- **Aim**: Within the data that follows, how many lines carry the string "name"? Give the number alone.

**** Excerpted records

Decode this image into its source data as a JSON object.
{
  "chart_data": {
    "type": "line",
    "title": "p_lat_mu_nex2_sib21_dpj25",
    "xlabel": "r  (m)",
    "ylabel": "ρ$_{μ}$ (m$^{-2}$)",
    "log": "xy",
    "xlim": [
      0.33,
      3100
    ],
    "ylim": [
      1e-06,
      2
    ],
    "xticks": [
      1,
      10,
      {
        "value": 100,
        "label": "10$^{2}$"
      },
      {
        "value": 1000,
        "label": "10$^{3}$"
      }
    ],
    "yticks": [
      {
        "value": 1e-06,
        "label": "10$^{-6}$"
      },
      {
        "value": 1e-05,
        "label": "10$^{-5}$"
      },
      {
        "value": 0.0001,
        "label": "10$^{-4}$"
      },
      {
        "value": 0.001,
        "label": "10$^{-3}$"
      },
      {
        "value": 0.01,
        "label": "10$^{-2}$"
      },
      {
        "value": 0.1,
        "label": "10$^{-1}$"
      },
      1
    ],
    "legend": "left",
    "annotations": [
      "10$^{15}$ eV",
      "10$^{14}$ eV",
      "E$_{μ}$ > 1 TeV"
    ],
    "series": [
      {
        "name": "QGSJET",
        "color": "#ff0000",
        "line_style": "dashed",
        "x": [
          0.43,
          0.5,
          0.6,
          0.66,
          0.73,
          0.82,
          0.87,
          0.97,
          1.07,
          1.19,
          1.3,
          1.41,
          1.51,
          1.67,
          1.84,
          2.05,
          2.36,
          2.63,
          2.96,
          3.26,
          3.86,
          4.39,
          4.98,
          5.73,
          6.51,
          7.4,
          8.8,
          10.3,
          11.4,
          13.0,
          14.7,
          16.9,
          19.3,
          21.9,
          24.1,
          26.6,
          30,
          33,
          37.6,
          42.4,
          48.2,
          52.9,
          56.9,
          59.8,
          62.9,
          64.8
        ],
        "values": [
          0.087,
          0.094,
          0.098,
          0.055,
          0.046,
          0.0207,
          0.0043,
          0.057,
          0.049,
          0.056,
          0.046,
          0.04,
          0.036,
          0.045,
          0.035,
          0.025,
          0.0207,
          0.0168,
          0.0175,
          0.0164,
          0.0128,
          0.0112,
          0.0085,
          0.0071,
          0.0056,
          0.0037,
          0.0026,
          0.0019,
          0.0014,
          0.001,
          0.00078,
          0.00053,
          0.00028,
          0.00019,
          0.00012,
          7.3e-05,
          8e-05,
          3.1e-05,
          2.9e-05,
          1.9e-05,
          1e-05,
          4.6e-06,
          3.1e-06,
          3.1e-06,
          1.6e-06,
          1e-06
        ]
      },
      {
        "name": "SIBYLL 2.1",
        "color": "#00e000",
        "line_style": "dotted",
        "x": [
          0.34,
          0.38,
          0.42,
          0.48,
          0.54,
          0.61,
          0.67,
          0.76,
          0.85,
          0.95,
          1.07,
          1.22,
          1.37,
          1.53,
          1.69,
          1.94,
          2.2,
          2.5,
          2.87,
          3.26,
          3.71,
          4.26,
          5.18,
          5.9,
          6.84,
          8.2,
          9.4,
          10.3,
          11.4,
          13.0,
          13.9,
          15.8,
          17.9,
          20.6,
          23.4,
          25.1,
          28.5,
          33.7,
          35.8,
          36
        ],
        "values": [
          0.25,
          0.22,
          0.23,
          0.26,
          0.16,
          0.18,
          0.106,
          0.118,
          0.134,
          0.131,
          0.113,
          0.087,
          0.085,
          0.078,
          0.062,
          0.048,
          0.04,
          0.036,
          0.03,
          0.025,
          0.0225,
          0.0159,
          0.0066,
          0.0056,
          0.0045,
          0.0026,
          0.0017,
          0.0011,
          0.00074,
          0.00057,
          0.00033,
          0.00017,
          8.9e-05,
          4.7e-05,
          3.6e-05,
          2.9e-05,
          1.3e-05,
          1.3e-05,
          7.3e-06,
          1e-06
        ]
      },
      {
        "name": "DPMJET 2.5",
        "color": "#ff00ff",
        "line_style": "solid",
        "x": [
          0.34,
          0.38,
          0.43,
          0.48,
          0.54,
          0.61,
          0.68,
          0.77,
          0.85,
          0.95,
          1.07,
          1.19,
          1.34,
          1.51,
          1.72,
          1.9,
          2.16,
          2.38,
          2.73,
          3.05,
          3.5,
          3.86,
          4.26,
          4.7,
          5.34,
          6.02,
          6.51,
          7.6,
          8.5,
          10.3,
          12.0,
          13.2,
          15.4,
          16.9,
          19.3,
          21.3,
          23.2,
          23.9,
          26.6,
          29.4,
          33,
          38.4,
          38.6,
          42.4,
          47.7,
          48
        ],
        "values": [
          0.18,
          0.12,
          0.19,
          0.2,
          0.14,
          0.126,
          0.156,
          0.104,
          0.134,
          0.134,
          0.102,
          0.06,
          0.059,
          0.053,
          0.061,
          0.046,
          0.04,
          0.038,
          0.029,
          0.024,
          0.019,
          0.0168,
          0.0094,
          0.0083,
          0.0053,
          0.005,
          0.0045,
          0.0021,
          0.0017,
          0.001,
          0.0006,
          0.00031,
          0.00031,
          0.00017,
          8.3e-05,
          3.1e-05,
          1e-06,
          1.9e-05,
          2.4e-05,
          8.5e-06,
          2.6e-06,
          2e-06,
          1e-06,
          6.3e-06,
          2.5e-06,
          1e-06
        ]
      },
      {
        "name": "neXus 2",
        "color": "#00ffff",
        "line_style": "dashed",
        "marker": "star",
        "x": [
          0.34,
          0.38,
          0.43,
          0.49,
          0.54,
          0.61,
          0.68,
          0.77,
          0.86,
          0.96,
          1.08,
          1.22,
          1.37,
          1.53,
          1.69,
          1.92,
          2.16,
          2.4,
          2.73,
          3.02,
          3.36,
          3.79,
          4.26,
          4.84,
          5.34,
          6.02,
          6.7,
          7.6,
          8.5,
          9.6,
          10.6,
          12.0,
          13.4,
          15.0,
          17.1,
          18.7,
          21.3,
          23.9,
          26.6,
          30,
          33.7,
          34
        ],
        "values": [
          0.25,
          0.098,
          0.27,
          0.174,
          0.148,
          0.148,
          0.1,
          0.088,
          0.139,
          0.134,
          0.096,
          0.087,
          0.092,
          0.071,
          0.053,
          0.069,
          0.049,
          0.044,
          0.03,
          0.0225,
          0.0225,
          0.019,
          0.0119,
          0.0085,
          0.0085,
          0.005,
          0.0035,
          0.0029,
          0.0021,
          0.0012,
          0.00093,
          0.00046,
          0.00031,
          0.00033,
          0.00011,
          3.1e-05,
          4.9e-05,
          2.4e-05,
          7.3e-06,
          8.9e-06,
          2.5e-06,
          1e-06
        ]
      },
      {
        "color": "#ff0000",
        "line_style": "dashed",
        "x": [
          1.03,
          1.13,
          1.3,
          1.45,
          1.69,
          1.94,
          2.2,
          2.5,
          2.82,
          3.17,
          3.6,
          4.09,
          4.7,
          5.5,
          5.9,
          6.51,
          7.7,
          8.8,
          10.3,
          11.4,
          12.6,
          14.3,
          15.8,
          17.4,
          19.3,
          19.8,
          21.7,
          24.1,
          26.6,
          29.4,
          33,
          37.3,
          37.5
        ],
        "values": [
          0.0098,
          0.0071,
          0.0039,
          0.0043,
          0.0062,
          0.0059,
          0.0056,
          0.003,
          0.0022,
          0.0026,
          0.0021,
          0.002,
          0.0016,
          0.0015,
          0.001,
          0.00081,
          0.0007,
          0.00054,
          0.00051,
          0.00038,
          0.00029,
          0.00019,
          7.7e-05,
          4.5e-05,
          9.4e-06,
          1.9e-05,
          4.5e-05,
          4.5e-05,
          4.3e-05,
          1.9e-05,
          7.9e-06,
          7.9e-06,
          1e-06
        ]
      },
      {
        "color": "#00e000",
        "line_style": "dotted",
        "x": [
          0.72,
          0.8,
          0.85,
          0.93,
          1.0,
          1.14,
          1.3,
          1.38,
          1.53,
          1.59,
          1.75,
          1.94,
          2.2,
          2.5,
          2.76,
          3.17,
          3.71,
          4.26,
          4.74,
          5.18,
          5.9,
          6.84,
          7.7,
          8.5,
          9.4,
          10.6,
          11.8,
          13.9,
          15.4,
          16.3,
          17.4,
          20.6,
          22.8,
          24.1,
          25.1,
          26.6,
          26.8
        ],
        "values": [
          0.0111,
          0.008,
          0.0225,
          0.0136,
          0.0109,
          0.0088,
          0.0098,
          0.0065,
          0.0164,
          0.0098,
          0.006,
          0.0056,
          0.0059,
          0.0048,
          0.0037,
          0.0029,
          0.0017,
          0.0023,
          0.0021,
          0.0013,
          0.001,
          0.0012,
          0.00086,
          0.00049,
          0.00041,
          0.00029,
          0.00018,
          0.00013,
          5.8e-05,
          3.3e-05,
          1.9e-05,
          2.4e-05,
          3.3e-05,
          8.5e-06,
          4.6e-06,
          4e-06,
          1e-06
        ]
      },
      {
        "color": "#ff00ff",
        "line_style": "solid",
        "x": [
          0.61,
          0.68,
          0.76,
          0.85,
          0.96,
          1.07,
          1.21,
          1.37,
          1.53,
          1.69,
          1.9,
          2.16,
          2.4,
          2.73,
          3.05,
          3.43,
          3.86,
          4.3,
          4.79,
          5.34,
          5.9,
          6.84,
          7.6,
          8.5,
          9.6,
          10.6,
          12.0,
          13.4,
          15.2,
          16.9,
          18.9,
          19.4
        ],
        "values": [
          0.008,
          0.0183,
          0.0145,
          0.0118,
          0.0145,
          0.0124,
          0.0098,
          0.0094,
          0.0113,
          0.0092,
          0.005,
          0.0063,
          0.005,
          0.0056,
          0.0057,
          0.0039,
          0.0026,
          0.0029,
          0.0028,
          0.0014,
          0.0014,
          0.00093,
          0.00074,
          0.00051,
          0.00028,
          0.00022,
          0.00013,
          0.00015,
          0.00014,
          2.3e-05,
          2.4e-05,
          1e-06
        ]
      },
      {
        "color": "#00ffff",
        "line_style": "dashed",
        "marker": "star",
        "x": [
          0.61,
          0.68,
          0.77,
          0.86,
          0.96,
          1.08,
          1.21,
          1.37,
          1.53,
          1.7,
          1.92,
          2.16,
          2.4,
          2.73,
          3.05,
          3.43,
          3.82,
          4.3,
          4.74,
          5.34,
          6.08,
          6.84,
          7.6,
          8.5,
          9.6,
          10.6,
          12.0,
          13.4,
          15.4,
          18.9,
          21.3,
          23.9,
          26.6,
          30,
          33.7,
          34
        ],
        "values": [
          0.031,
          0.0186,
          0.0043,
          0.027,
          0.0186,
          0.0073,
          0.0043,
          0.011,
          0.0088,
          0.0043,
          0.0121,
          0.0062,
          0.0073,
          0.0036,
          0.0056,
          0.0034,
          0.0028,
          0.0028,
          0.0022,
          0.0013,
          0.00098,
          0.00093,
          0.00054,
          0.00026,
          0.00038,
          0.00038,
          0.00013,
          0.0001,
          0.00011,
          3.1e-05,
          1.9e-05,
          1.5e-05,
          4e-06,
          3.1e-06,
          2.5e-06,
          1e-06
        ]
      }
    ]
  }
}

********

- **Exercise output**: 4